- **DIRECTION**: Find each line containing the word "right" and report how many there are. Add nothing else.

- **TASK INPUTS**:
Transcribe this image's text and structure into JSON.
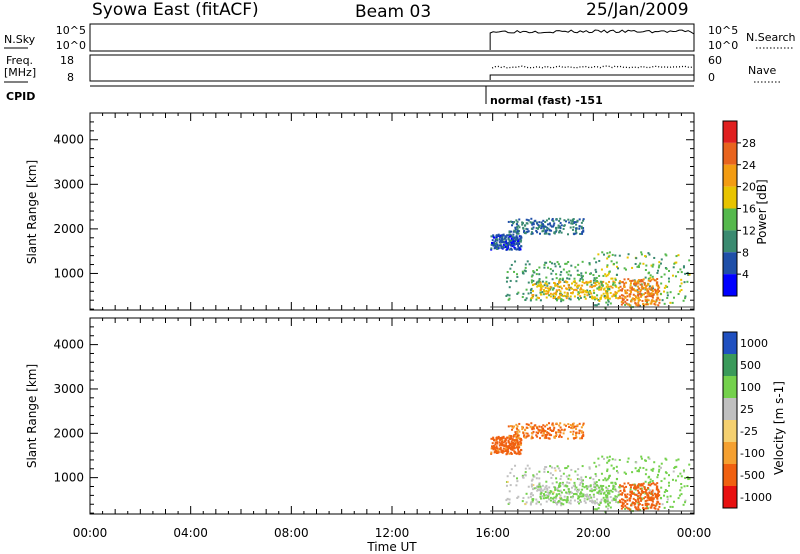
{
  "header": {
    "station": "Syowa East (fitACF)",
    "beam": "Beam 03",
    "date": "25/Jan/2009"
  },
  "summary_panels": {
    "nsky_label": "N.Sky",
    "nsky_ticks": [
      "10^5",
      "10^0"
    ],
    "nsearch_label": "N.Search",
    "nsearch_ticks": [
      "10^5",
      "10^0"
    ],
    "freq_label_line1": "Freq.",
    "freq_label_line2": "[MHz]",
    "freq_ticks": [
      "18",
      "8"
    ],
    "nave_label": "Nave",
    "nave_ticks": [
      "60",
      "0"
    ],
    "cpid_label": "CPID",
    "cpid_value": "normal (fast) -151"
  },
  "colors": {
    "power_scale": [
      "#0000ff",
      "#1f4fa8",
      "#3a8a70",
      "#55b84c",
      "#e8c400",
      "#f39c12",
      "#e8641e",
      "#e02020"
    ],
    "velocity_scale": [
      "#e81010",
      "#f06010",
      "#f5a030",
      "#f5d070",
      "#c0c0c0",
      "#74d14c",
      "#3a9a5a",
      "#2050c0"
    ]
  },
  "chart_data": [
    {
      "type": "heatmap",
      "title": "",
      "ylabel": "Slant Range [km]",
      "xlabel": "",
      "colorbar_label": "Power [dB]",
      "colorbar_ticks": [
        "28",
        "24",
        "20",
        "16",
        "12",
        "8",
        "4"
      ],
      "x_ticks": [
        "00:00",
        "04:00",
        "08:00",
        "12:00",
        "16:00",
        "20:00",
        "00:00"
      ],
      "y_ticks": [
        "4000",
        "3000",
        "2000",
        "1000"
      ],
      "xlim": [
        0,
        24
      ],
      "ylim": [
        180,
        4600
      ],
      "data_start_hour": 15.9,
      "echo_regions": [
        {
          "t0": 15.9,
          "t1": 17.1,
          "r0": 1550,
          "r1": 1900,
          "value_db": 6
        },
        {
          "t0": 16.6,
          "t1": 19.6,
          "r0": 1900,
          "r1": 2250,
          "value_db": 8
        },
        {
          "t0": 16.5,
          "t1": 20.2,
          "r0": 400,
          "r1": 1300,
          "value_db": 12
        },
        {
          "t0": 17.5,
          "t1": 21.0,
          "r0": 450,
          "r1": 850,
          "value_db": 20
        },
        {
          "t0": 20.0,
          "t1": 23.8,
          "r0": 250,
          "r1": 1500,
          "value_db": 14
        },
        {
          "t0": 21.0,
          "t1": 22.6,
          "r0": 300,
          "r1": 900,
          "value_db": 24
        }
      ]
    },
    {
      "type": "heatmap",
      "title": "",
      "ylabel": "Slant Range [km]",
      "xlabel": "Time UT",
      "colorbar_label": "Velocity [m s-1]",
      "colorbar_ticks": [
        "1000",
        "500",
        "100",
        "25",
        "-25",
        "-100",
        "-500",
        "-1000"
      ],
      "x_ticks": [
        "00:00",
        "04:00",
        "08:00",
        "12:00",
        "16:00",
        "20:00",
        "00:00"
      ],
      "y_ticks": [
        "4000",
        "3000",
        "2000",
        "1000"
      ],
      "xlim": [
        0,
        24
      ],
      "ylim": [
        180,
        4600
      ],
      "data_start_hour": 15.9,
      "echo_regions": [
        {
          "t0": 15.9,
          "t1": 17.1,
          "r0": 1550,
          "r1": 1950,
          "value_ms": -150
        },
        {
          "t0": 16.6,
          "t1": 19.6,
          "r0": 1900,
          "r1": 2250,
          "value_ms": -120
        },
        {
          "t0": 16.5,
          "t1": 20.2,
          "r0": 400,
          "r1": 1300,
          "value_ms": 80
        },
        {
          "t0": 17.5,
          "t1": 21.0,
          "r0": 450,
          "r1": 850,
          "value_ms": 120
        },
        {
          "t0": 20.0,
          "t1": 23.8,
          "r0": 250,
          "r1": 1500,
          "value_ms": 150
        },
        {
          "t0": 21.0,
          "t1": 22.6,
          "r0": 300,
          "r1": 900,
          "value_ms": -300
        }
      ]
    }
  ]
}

==

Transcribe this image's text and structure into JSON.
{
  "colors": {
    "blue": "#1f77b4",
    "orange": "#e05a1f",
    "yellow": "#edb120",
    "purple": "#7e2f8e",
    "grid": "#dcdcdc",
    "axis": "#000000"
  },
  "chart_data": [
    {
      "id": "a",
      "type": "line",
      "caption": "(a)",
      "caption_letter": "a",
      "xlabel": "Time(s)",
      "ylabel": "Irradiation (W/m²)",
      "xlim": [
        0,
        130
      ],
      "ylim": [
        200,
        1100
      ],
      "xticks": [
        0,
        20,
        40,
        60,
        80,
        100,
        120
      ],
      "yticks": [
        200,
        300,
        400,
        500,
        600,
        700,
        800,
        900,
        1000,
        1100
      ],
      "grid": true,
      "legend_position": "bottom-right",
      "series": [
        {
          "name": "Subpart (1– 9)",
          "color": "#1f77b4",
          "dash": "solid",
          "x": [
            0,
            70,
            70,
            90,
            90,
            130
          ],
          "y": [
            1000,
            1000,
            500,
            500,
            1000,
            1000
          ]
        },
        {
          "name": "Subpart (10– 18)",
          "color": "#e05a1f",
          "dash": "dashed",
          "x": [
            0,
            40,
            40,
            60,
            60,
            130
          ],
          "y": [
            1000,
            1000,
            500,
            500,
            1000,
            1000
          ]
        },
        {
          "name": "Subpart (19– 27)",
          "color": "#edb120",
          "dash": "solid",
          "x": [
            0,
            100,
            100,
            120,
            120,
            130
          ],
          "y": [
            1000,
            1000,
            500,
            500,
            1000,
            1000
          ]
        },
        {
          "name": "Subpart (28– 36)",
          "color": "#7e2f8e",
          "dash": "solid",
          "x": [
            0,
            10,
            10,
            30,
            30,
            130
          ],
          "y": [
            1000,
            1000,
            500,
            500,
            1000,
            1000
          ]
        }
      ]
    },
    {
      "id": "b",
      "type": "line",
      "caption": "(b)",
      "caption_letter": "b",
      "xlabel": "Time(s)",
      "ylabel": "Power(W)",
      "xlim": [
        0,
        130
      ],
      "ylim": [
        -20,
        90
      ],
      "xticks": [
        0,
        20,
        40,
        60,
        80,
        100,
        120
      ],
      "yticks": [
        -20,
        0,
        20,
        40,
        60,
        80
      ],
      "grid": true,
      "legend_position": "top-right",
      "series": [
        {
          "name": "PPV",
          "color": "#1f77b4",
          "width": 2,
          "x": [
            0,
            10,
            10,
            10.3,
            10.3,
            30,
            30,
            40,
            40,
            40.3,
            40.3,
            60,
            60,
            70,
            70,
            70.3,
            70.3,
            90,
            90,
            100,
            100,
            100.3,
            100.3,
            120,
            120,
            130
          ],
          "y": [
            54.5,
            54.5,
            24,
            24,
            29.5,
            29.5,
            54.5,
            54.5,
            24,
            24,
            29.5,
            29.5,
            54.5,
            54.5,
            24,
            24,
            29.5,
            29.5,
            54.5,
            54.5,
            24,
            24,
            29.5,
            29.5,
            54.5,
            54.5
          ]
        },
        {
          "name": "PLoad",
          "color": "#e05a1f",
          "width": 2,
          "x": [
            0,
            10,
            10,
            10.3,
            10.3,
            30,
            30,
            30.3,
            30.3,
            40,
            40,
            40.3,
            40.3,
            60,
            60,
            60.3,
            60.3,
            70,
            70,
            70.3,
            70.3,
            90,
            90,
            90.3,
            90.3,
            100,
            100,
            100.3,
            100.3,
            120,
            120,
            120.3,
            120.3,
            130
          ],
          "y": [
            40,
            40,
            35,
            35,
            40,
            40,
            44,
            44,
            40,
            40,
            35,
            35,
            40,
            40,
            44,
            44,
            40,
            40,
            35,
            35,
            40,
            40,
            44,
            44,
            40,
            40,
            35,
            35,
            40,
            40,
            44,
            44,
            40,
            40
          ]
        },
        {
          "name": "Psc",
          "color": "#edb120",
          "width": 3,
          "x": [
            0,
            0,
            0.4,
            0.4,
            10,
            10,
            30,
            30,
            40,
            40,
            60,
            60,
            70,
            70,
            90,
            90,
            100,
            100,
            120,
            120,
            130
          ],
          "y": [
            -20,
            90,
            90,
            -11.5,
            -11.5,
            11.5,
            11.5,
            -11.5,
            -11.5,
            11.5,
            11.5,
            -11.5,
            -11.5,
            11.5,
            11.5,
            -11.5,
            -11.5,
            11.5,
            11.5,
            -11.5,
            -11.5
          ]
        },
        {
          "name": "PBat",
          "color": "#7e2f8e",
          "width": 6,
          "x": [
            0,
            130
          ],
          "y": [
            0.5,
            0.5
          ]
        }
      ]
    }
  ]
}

- **THE OUTPUT**: 2